■ Instructions for the task: Every record should be repeated exactly, except that pictures are left out.

■ Material for this task:
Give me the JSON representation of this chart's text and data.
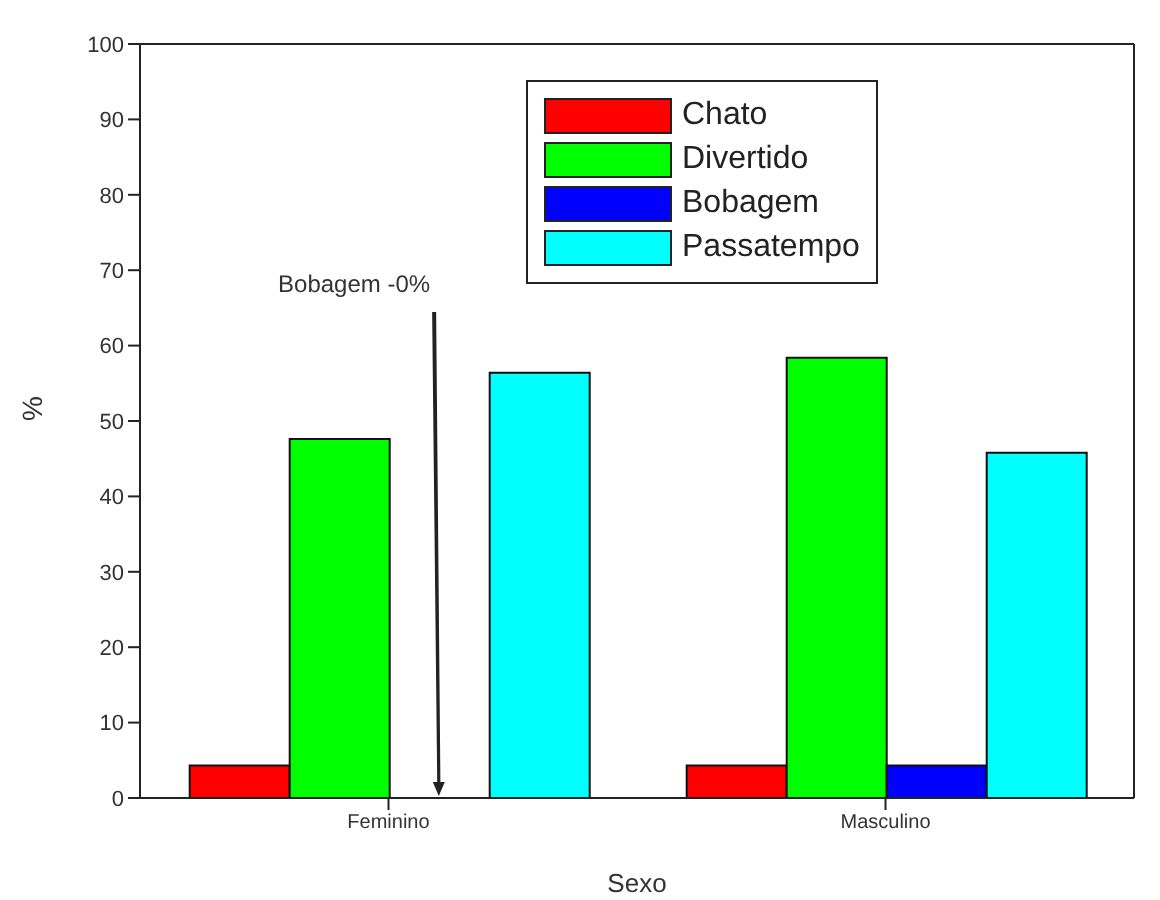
{
  "chart_data": {
    "type": "bar",
    "xlabel": "Sexo",
    "ylabel": "%",
    "categories": [
      "Feminino",
      "Masculino"
    ],
    "series": [
      {
        "name": "Chato",
        "color": "#ff0000",
        "values": [
          4.3,
          4.3
        ]
      },
      {
        "name": "Divertido",
        "color": "#00ff00",
        "values": [
          47.6,
          58.4
        ]
      },
      {
        "name": "Bobagem",
        "color": "#0000ff",
        "values": [
          0,
          4.3
        ]
      },
      {
        "name": "Passatempo",
        "color": "#00ffff",
        "values": [
          56.4,
          45.8
        ]
      }
    ],
    "ylim": [
      0,
      100
    ],
    "yticks": [
      0,
      10,
      20,
      30,
      40,
      50,
      60,
      70,
      80,
      90,
      100
    ],
    "grid": false,
    "legend": "top right",
    "annotations": [
      "Bobagem -0%"
    ]
  }
}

■ Exercise solution:
Give me the JSON representation of this chart's text and data.
{
  "chart_data": {
    "type": "bar",
    "xlabel": "Sexo",
    "ylabel": "%",
    "categories": [
      "Feminino",
      "Masculino"
    ],
    "series": [
      {
        "name": "Chato",
        "color": "#ff0000",
        "values": [
          4.3,
          4.3
        ]
      },
      {
        "name": "Divertido",
        "color": "#00ff00",
        "values": [
          47.6,
          58.4
        ]
      },
      {
        "name": "Bobagem",
        "color": "#0000ff",
        "values": [
          0,
          4.3
        ]
      },
      {
        "name": "Passatempo",
        "color": "#00ffff",
        "values": [
          56.4,
          45.8
        ]
      }
    ],
    "ylim": [
      0,
      100
    ],
    "yticks": [
      0,
      10,
      20,
      30,
      40,
      50,
      60,
      70,
      80,
      90,
      100
    ],
    "grid": false,
    "legend": "top right",
    "annotations": [
      "Bobagem -0%"
    ]
  }
}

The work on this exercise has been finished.